Return all of the entries word for word, but omit the pictures they contain.
+---+
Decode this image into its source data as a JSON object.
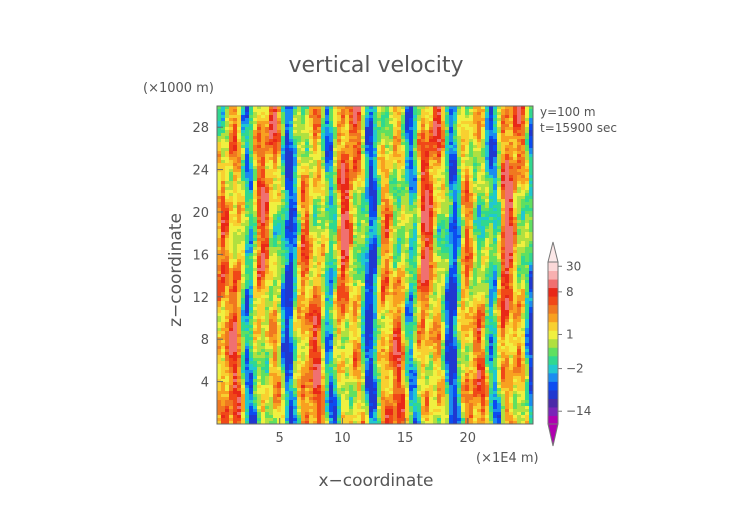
{
  "chart_data": {
    "type": "heatmap",
    "title": "vertical velocity",
    "xlabel": "x−coordinate",
    "ylabel": "z−coordinate",
    "x_unit": "(×1E4 m)",
    "y_unit": "(×1000 m)",
    "xlim": [
      0,
      25.2
    ],
    "ylim": [
      0,
      30
    ],
    "x_ticks": [
      5,
      10,
      15,
      20
    ],
    "y_ticks": [
      4,
      8,
      12,
      16,
      20,
      24,
      28
    ],
    "grid": false,
    "annotations": [
      "y=100 m",
      "t=15900 sec"
    ],
    "colorbar": {
      "tick_labels": [
        "30",
        "8",
        "1",
        "−2",
        "−14"
      ],
      "tick_values": [
        30,
        8,
        1,
        -2,
        -14
      ],
      "levels": [
        {
          "color": "#b000b0"
        },
        {
          "color": "#7a24b8"
        },
        {
          "color": "#4a2aa8"
        },
        {
          "color": "#2038d0"
        },
        {
          "color": "#0c4cf0"
        },
        {
          "color": "#1a8cf0"
        },
        {
          "color": "#20c8d0"
        },
        {
          "color": "#30d890"
        },
        {
          "color": "#60e060"
        },
        {
          "color": "#b0e040"
        },
        {
          "color": "#f0f040"
        },
        {
          "color": "#f8d030"
        },
        {
          "color": "#f8a020"
        },
        {
          "color": "#f07820"
        },
        {
          "color": "#f04818"
        },
        {
          "color": "#e82818"
        },
        {
          "color": "#f07070"
        },
        {
          "color": "#f8b0b0"
        },
        {
          "color": "#fcd8d8"
        }
      ]
    }
  }
}
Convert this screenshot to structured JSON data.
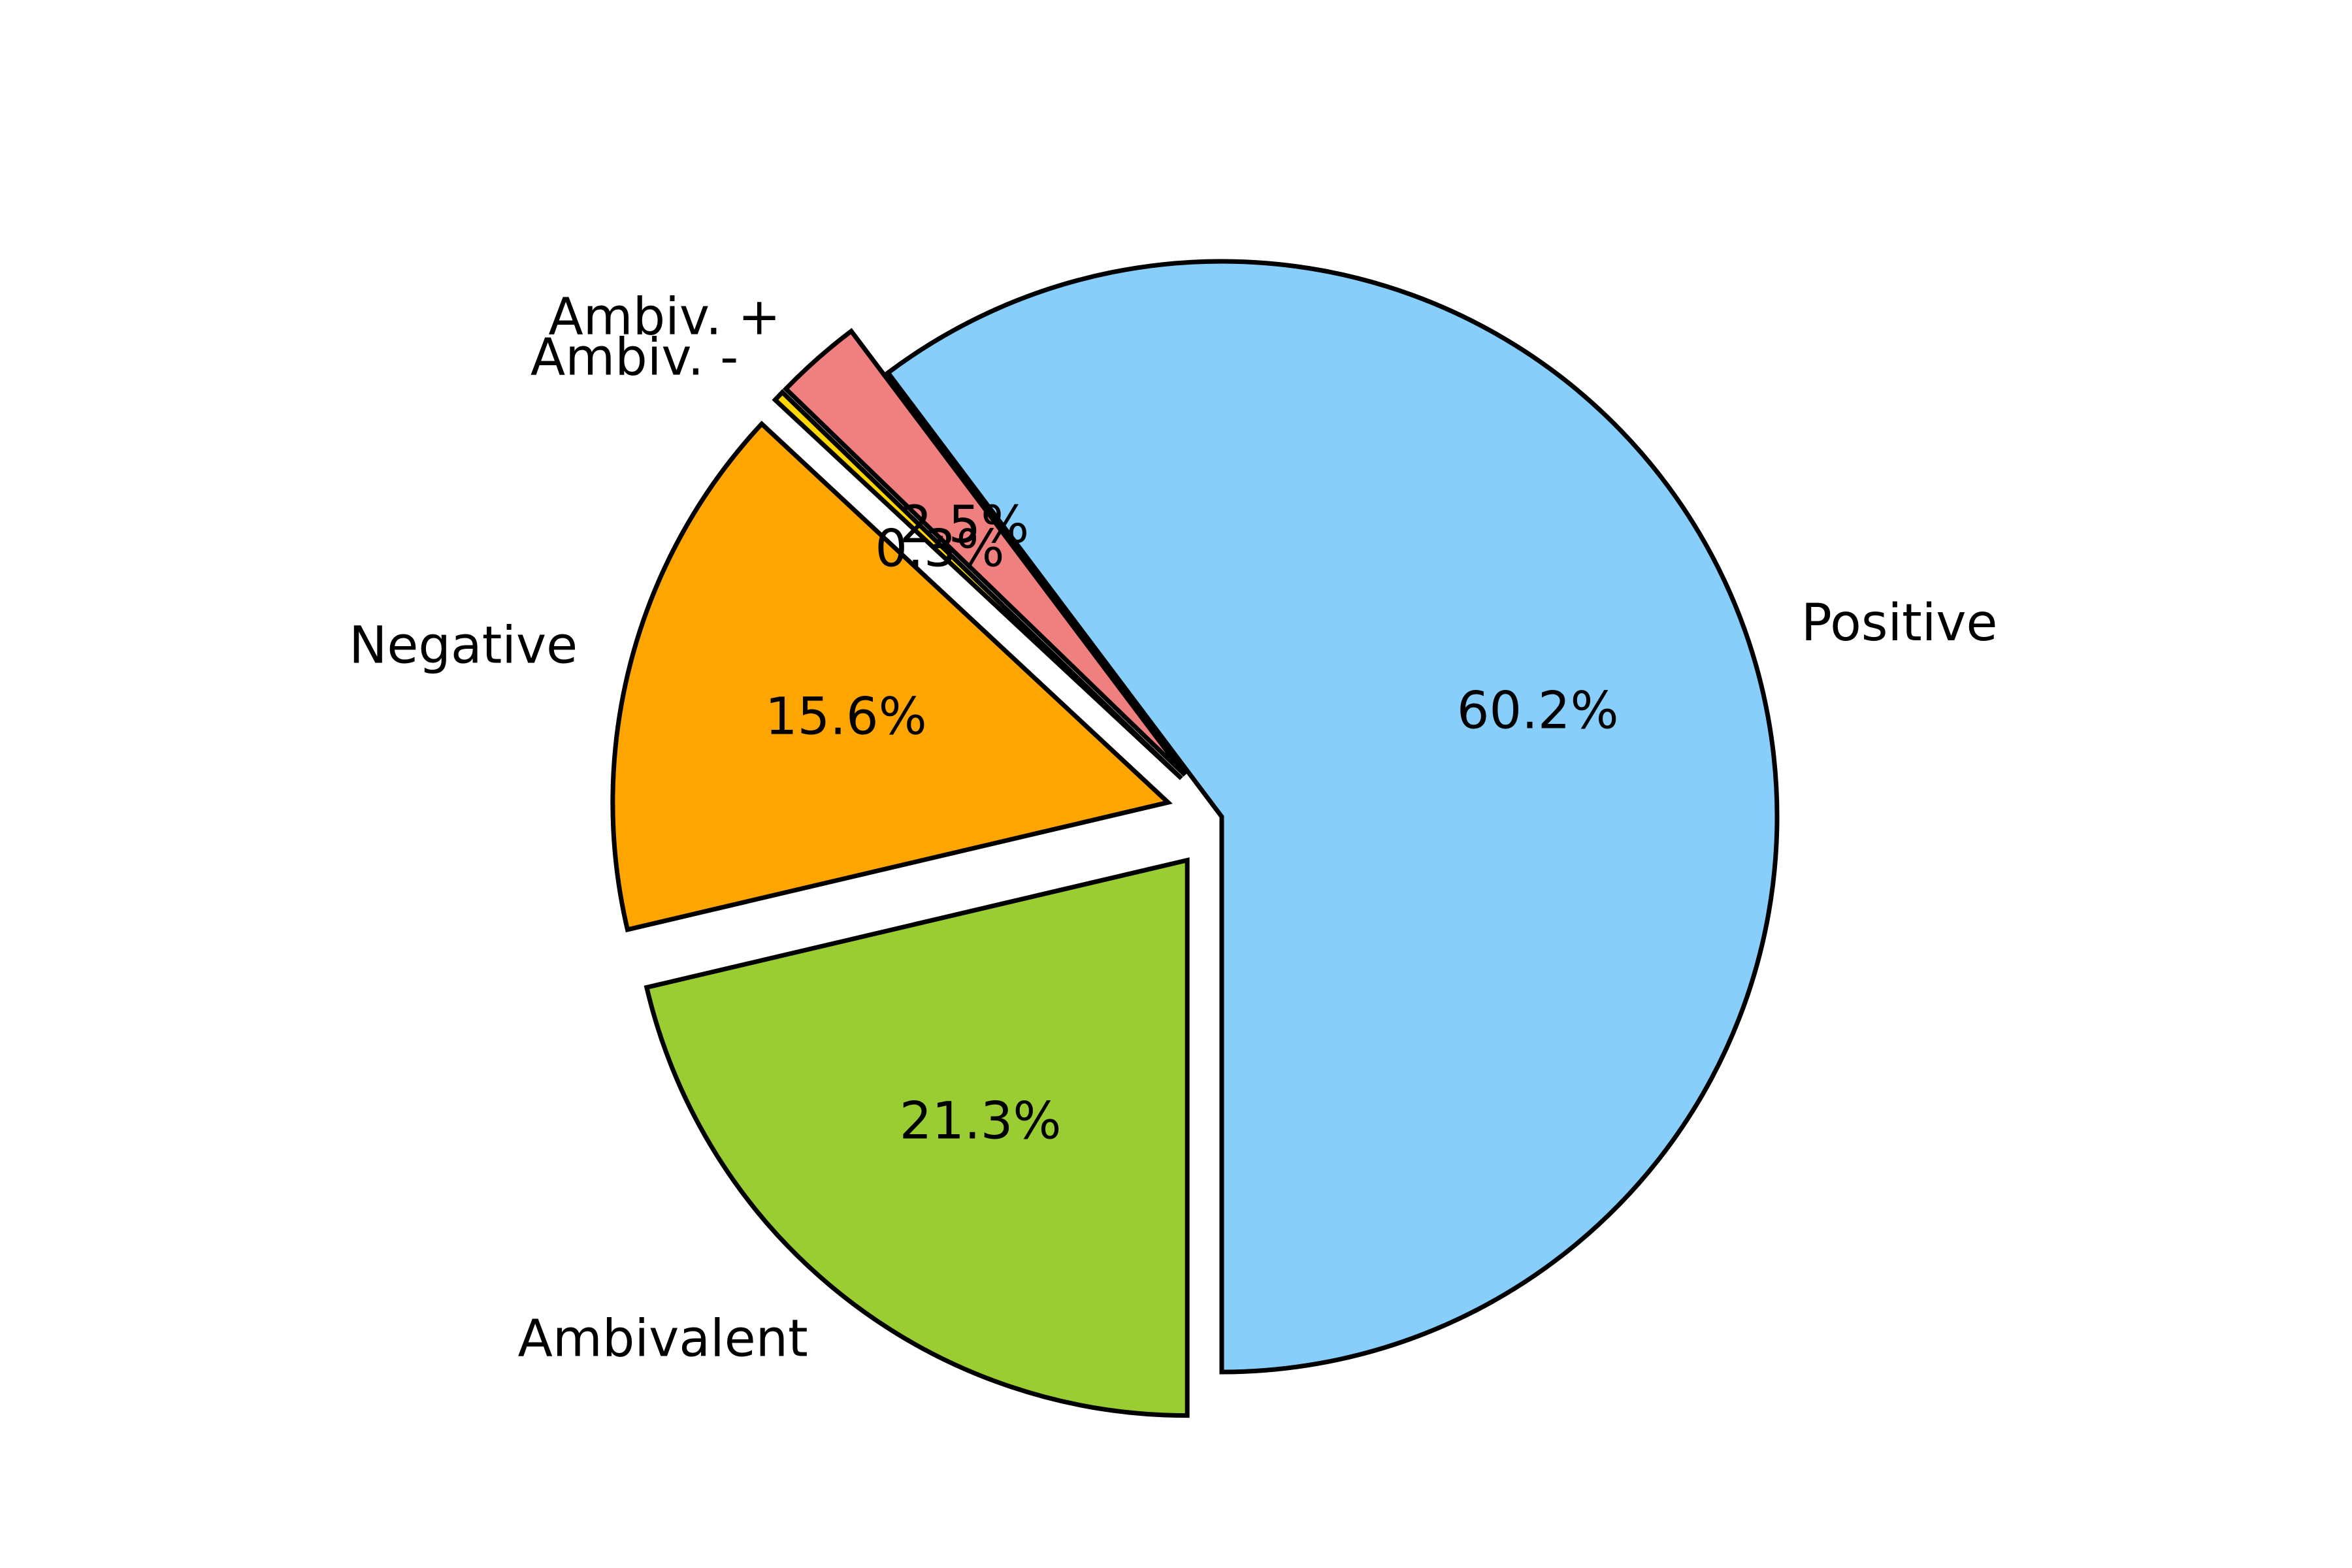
{
  "chart_data": {
    "type": "pie",
    "categories": [
      "Positive",
      "Ambiv. +",
      "Ambiv. -",
      "Negative",
      "Ambivalent"
    ],
    "values": [
      60.2,
      2.5,
      0.3,
      15.6,
      21.3
    ],
    "labels": [
      "Positive",
      "Ambiv. +",
      "Ambiv. -",
      "Negative",
      "Ambivalent"
    ],
    "autopct_labels": [
      "60.2%",
      "2.5%",
      "0.3%",
      "15.6%",
      "21.3%"
    ],
    "colors": [
      "#87CEFA",
      "#F08080",
      "#FFD700",
      "#FFA500",
      "#9ACD32"
    ],
    "explode": [
      0,
      0.1,
      0.1,
      0.1,
      0.1
    ],
    "start_angle_deg": -90,
    "direction": "counterclockwise",
    "edge_color": "#000000",
    "title": "",
    "legend": "none"
  }
}
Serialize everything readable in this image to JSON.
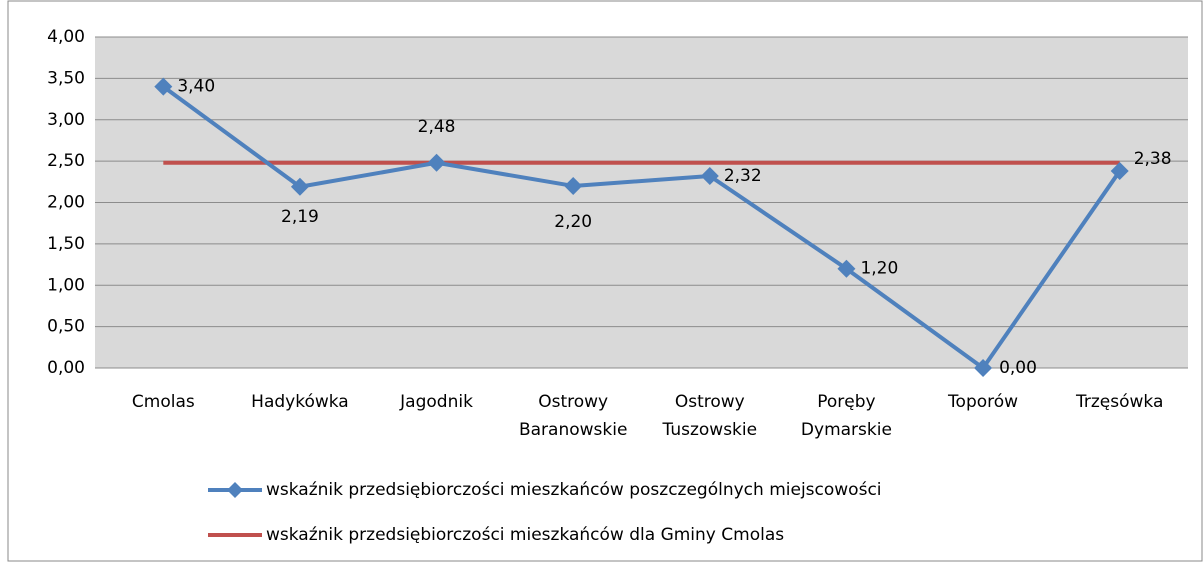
{
  "chart_data": {
    "type": "line",
    "categories": [
      "Cmolas",
      "Hadykówka",
      "Jagodnik",
      "Ostrowy Baranowskie",
      "Ostrowy Tuszowskie",
      "Poręby Dymarskie",
      "Toporów",
      "Trzęsówka"
    ],
    "series": [
      {
        "name": "wskaźnik przedsiębiorczości mieszkańców poszczególnych miejscowości",
        "color": "#4f81bd",
        "marker": "diamond",
        "values": [
          3.4,
          2.19,
          2.48,
          2.2,
          2.32,
          1.2,
          0.0,
          2.38
        ],
        "value_labels": [
          "3,40",
          "2,19",
          "2,48",
          "2,20",
          "2,32",
          "1,20",
          "0,00",
          "2,38"
        ]
      },
      {
        "name": "wskaźnik przedsiębiorczości mieszkańców dla Gminy Cmolas",
        "color": "#c0504d",
        "values": [
          2.48,
          2.48,
          2.48,
          2.48,
          2.48,
          2.48,
          2.48,
          2.48
        ]
      }
    ],
    "ylim": [
      0,
      4
    ],
    "yticks": [
      {
        "value": 0,
        "label": "0,00"
      },
      {
        "value": 0.5,
        "label": "0,50"
      },
      {
        "value": 1,
        "label": "1,00"
      },
      {
        "value": 1.5,
        "label": "1,50"
      },
      {
        "value": 2,
        "label": "2,00"
      },
      {
        "value": 2.5,
        "label": "2,50"
      },
      {
        "value": 3,
        "label": "3,00"
      },
      {
        "value": 3.5,
        "label": "3,50"
      },
      {
        "value": 4,
        "label": "4,00"
      }
    ],
    "grid": true,
    "legend": "bottom"
  }
}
+---+
▸ The output
Decode this image into its source data as a JSON object.
{
  "chart_data": {
    "type": "heatmap",
    "title": "vertical velocity",
    "xlabel": "x−coordinate",
    "ylabel": "z−coordinate",
    "x_unit": "(×1E4 m)",
    "y_unit": "(×1000 m)",
    "xlim": [
      0,
      25.2
    ],
    "ylim": [
      0,
      30
    ],
    "x_ticks": [
      5,
      10,
      15,
      20
    ],
    "y_ticks": [
      4,
      8,
      12,
      16,
      20,
      24,
      28
    ],
    "grid": false,
    "annotations": [
      "y=100 m",
      "t=15900 sec"
    ],
    "colorbar": {
      "tick_labels": [
        "30",
        "8",
        "1",
        "−2",
        "−14"
      ],
      "tick_values": [
        30,
        8,
        1,
        -2,
        -14
      ],
      "levels": [
        {
          "color": "#b000b0"
        },
        {
          "color": "#7a24b8"
        },
        {
          "color": "#4a2aa8"
        },
        {
          "color": "#2038d0"
        },
        {
          "color": "#0c4cf0"
        },
        {
          "color": "#1a8cf0"
        },
        {
          "color": "#20c8d0"
        },
        {
          "color": "#30d890"
        },
        {
          "color": "#60e060"
        },
        {
          "color": "#b0e040"
        },
        {
          "color": "#f0f040"
        },
        {
          "color": "#f8d030"
        },
        {
          "color": "#f8a020"
        },
        {
          "color": "#f07820"
        },
        {
          "color": "#f04818"
        },
        {
          "color": "#e82818"
        },
        {
          "color": "#f07070"
        },
        {
          "color": "#f8b0b0"
        },
        {
          "color": "#fcd8d8"
        }
      ]
    }
  }
}
Convert this screenshot to structured JSON data.
{
  "chart_data": {
    "type": "pie",
    "categories": [
      "Positive",
      "Ambiv. +",
      "Ambiv. -",
      "Negative",
      "Ambivalent"
    ],
    "values": [
      60.2,
      2.5,
      0.3,
      15.6,
      21.3
    ],
    "labels": [
      "Positive",
      "Ambiv. +",
      "Ambiv. -",
      "Negative",
      "Ambivalent"
    ],
    "autopct_labels": [
      "60.2%",
      "2.5%",
      "0.3%",
      "15.6%",
      "21.3%"
    ],
    "colors": [
      "#87CEFA",
      "#F08080",
      "#FFD700",
      "#FFA500",
      "#9ACD32"
    ],
    "explode": [
      0,
      0.1,
      0.1,
      0.1,
      0.1
    ],
    "start_angle_deg": -90,
    "direction": "counterclockwise",
    "edge_color": "#000000",
    "title": "",
    "legend": "none"
  }
}
Serialize everything readable in this image to JSON.
{
  "chart_data": {
    "type": "line",
    "categories": [
      "Cmolas",
      "Hadykówka",
      "Jagodnik",
      "Ostrowy Baranowskie",
      "Ostrowy Tuszowskie",
      "Poręby Dymarskie",
      "Toporów",
      "Trzęsówka"
    ],
    "series": [
      {
        "name": "wskaźnik przedsiębiorczości mieszkańców poszczególnych miejscowości",
        "color": "#4f81bd",
        "marker": "diamond",
        "values": [
          3.4,
          2.19,
          2.48,
          2.2,
          2.32,
          1.2,
          0.0,
          2.38
        ],
        "value_labels": [
          "3,40",
          "2,19",
          "2,48",
          "2,20",
          "2,32",
          "1,20",
          "0,00",
          "2,38"
        ]
      },
      {
        "name": "wskaźnik przedsiębiorczości mieszkańców dla Gminy Cmolas",
        "color": "#c0504d",
        "values": [
          2.48,
          2.48,
          2.48,
          2.48,
          2.48,
          2.48,
          2.48,
          2.48
        ]
      }
    ],
    "ylim": [
      0,
      4
    ],
    "yticks": [
      {
        "value": 0,
        "label": "0,00"
      },
      {
        "value": 0.5,
        "label": "0,50"
      },
      {
        "value": 1,
        "label": "1,00"
      },
      {
        "value": 1.5,
        "label": "1,50"
      },
      {
        "value": 2,
        "label": "2,00"
      },
      {
        "value": 2.5,
        "label": "2,50"
      },
      {
        "value": 3,
        "label": "3,00"
      },
      {
        "value": 3.5,
        "label": "3,50"
      },
      {
        "value": 4,
        "label": "4,00"
      }
    ],
    "grid": true,
    "legend": "bottom"
  }
}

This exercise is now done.